◆ **Records shown**:
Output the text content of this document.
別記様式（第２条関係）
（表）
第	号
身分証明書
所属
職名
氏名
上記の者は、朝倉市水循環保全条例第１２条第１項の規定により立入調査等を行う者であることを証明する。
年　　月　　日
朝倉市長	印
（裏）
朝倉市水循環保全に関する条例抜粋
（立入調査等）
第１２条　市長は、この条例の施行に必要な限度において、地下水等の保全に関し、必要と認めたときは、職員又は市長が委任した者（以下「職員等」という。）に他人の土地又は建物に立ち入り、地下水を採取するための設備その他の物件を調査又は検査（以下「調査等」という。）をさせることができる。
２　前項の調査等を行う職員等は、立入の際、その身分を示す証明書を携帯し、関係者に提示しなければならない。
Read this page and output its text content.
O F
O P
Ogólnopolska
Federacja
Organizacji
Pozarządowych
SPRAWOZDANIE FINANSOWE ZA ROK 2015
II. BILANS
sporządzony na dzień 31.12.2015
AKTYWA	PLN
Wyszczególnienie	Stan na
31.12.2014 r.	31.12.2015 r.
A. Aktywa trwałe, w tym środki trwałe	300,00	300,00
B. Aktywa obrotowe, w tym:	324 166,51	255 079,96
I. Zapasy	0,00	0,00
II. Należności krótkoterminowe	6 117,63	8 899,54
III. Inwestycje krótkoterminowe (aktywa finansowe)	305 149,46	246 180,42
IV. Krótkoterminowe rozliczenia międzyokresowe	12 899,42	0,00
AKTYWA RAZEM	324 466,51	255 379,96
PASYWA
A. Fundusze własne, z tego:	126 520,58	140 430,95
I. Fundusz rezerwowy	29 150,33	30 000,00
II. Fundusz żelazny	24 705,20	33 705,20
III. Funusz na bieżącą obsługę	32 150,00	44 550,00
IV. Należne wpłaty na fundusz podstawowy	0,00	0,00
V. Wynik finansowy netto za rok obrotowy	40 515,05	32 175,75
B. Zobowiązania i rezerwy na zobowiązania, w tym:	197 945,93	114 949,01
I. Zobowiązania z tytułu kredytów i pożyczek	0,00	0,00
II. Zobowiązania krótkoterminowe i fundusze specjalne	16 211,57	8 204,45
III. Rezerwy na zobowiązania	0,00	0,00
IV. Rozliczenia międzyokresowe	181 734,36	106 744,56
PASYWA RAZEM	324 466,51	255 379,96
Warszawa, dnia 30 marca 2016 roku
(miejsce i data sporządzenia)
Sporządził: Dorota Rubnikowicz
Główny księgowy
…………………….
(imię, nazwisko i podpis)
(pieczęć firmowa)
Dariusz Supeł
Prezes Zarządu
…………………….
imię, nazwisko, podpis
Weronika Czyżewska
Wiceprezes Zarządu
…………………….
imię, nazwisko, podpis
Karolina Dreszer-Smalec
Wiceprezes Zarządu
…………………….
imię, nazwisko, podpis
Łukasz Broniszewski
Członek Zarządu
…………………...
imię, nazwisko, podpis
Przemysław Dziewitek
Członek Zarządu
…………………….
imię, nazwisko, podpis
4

◆ **What to work on**:
Above are some records; extract every one of them exactly.

◆ **Response below**:
Output the text content of this document.
別記様式（第２条関係）
（表）
第	号
身分証明書
所属
職名
氏名
上記の者は、朝倉市水循環保全条例第１２条第１項の規定により立入調査等を行う者であることを証明する。
年　　月　　日
朝倉市長	印
（裏）
朝倉市水循環保全に関する条例抜粋
（立入調査等）
第１２条　市長は、この条例の施行に必要な限度において、地下水等の保全に関し、必要と認めたときは、職員又は市長が委任した者（以下「職員等」という。）に他人の土地又は建物に立ち入り、地下水を採取するための設備その他の物件を調査又は検査（以下「調査等」という。）をさせることができる。
２　前項の調査等を行う職員等は、立入の際、その身分を示す証明書を携帯し、関係者に提示しなければならない。
Read this page and output its text content.
O F
O P
Ogólnopolska
Federacja
Organizacji
Pozarządowych
SPRAWOZDANIE FINANSOWE ZA ROK 2015
II. BILANS
sporządzony na dzień 31.12.2015
AKTYWA	PLN
Wyszczególnienie	Stan na
31.12.2014 r.	31.12.2015 r.
A. Aktywa trwałe, w tym środki trwałe	300,00	300,00
B. Aktywa obrotowe, w tym:	324 166,51	255 079,96
I. Zapasy	0,00	0,00
II. Należności krótkoterminowe	6 117,63	8 899,54
III. Inwestycje krótkoterminowe (aktywa finansowe)	305 149,46	246 180,42
IV. Krótkoterminowe rozliczenia międzyokresowe	12 899,42	0,00
AKTYWA RAZEM	324 466,51	255 379,96
PASYWA
A. Fundusze własne, z tego:	126 520,58	140 430,95
I. Fundusz rezerwowy	29 150,33	30 000,00
II. Fundusz żelazny	24 705,20	33 705,20
III. Funusz na bieżącą obsługę	32 150,00	44 550,00
IV. Należne wpłaty na fundusz podstawowy	0,00	0,00
V. Wynik finansowy netto za rok obrotowy	40 515,05	32 175,75
B. Zobowiązania i rezerwy na zobowiązania, w tym:	197 945,93	114 949,01
I. Zobowiązania z tytułu kredytów i pożyczek	0,00	0,00
II. Zobowiązania krótkoterminowe i fundusze specjalne	16 211,57	8 204,45
III. Rezerwy na zobowiązania	0,00	0,00
IV. Rozliczenia międzyokresowe	181 734,36	106 744,56
PASYWA RAZEM	324 466,51	255 379,96
Warszawa, dnia 30 marca 2016 roku
(miejsce i data sporządzenia)
Sporządził: Dorota Rubnikowicz
Główny księgowy
…………………….
(imię, nazwisko i podpis)
(pieczęć firmowa)
Dariusz Supeł
Prezes Zarządu
…………………….
imię, nazwisko, podpis
Weronika Czyżewska
Wiceprezes Zarządu
…………………….
imię, nazwisko, podpis
Karolina Dreszer-Smalec
Wiceprezes Zarządu
…………………….
imię, nazwisko, podpis
Łukasz Broniszewski
Członek Zarządu
…………………...
imię, nazwisko, podpis
Przemysław Dziewitek
Członek Zarządu
…………………….
imię, nazwisko, podpis
4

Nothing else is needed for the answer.